(What is expected) Tally the lines in the material below that contain the string "perform". Report only the resulting number.

[Data items]
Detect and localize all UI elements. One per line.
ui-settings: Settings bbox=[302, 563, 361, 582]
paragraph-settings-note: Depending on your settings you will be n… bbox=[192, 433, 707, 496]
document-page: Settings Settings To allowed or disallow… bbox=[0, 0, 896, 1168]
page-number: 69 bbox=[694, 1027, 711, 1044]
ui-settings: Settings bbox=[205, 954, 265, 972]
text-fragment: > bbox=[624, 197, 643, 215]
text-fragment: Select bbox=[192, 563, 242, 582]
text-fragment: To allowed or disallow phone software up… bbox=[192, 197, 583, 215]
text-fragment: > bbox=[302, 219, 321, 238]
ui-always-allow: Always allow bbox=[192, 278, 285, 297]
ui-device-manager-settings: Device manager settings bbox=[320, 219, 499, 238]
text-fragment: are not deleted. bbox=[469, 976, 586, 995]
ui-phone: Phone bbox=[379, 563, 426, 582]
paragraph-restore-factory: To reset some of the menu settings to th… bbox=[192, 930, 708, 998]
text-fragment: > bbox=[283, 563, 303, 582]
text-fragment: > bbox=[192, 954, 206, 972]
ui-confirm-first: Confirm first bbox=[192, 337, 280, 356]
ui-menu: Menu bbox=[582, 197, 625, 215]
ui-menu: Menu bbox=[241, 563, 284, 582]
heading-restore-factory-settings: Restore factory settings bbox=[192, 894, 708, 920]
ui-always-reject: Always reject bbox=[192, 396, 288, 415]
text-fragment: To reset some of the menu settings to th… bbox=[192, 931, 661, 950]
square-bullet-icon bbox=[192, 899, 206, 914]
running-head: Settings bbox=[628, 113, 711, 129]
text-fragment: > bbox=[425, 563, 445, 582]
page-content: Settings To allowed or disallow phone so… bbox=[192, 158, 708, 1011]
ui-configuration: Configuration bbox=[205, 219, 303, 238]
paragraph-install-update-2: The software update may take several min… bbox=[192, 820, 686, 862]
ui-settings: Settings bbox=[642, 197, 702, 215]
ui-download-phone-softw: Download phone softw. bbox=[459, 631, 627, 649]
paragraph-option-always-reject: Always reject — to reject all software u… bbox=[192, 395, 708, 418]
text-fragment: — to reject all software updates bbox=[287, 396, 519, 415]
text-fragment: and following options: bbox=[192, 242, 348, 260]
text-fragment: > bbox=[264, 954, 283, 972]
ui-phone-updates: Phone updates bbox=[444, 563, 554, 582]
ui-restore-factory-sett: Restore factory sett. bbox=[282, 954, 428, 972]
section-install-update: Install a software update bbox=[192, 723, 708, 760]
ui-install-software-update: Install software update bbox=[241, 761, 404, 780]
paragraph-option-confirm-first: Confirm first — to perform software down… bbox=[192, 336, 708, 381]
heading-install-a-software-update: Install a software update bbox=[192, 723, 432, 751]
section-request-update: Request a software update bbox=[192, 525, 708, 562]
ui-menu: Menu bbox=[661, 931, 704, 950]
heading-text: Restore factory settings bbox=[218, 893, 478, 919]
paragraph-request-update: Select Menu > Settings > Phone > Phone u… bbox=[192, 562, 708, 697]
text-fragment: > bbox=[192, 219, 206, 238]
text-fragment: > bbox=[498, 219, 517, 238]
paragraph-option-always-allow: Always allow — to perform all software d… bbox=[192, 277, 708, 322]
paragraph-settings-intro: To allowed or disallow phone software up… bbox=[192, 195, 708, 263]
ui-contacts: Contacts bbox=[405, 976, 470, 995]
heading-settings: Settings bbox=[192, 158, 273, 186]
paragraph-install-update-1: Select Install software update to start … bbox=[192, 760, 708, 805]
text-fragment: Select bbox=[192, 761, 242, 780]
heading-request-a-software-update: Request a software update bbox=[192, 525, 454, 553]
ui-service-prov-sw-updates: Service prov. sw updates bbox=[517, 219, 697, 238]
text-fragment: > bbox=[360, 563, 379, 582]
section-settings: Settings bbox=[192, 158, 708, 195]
...
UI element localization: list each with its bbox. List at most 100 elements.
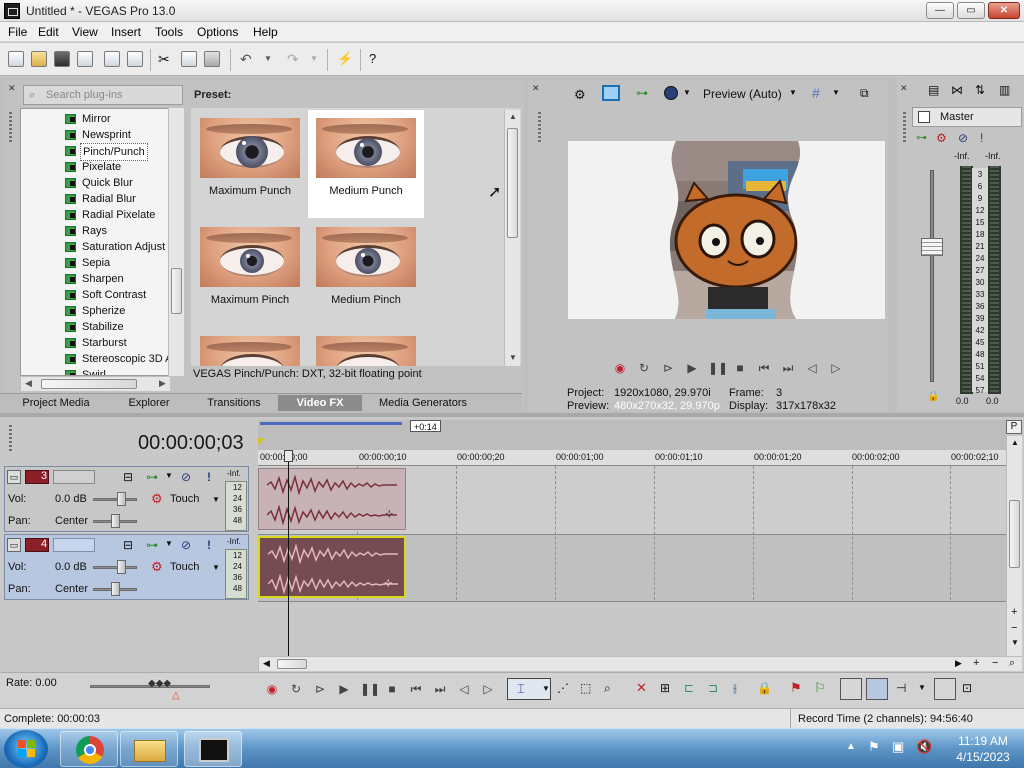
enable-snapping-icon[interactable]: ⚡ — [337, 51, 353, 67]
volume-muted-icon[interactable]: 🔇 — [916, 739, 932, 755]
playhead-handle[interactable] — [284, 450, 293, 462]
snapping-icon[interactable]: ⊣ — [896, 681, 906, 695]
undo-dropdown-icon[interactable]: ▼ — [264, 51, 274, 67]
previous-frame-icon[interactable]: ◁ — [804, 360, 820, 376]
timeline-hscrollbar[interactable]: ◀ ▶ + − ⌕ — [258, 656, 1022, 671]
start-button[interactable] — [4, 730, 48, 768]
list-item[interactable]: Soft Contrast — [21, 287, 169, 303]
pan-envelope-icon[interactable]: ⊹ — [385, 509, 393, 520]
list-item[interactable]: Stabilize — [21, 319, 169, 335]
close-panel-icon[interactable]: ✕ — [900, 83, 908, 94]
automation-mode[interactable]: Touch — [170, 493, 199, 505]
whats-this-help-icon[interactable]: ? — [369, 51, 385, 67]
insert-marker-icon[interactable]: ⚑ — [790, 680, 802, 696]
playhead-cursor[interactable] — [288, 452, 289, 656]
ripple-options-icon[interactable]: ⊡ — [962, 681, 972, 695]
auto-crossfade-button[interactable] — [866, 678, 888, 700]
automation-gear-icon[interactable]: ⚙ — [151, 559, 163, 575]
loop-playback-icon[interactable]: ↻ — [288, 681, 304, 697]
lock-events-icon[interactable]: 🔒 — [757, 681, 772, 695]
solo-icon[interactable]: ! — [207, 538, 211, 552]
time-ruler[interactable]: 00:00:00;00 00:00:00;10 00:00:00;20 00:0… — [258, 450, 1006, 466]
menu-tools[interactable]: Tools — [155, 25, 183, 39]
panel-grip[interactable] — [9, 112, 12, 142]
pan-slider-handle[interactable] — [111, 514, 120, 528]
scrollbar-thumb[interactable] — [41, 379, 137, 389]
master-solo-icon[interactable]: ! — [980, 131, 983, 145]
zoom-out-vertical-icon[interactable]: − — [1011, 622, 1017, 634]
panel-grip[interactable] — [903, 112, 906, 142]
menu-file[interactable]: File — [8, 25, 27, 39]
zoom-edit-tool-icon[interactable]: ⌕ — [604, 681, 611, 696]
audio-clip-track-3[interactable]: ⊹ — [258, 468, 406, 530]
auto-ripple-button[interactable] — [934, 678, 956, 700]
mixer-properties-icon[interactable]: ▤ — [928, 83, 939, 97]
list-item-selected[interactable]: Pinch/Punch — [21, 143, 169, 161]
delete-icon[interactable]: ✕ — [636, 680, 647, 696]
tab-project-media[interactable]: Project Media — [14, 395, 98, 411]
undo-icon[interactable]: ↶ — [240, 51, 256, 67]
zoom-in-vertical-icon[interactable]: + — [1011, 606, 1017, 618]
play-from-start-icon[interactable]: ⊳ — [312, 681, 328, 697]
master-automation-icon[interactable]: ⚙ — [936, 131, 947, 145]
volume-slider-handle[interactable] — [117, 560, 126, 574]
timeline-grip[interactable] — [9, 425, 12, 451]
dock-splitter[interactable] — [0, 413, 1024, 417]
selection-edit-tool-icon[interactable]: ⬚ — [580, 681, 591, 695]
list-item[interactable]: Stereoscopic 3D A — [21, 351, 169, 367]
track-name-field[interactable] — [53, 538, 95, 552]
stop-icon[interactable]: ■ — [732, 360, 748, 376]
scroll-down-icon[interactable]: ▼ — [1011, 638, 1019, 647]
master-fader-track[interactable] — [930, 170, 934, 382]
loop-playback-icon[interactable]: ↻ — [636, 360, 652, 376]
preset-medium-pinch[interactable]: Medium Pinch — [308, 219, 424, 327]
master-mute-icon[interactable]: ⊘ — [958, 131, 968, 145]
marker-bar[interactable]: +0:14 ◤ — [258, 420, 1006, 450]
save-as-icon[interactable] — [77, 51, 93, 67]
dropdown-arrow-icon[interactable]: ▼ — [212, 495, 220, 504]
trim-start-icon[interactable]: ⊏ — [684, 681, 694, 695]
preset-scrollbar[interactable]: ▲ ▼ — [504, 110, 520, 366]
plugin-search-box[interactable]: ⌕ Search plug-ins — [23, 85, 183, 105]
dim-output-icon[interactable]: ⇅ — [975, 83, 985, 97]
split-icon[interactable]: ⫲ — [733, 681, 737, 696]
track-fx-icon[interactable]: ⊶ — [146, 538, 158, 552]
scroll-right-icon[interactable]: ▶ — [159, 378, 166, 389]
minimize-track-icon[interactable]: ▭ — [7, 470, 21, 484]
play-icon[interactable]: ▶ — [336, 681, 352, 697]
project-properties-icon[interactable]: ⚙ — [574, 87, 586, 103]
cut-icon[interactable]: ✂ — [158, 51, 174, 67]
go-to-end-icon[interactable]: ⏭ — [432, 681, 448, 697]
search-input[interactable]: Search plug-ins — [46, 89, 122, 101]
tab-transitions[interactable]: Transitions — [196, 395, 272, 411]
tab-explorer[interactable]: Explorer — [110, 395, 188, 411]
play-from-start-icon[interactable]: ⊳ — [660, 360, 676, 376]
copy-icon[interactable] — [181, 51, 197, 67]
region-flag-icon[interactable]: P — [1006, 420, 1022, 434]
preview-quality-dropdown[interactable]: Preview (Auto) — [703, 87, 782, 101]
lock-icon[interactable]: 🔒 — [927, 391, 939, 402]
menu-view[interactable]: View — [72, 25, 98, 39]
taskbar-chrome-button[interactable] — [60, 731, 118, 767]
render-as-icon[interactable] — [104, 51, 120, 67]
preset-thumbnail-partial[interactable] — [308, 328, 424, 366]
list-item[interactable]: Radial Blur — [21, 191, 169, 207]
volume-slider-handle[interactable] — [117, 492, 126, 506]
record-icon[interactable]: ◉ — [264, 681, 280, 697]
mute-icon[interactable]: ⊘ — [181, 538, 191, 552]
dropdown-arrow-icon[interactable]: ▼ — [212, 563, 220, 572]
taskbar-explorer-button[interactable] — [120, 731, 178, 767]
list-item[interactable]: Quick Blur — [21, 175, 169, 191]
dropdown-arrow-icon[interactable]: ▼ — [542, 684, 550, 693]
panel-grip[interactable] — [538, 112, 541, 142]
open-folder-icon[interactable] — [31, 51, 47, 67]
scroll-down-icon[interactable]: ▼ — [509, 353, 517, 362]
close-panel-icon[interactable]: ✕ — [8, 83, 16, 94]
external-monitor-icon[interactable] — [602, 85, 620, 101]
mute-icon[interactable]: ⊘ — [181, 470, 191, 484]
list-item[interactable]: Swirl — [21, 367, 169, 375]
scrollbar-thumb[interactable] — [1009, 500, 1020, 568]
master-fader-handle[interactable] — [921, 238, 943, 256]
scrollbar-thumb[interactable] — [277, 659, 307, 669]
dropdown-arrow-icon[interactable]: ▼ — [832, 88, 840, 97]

(Answer for the task) 2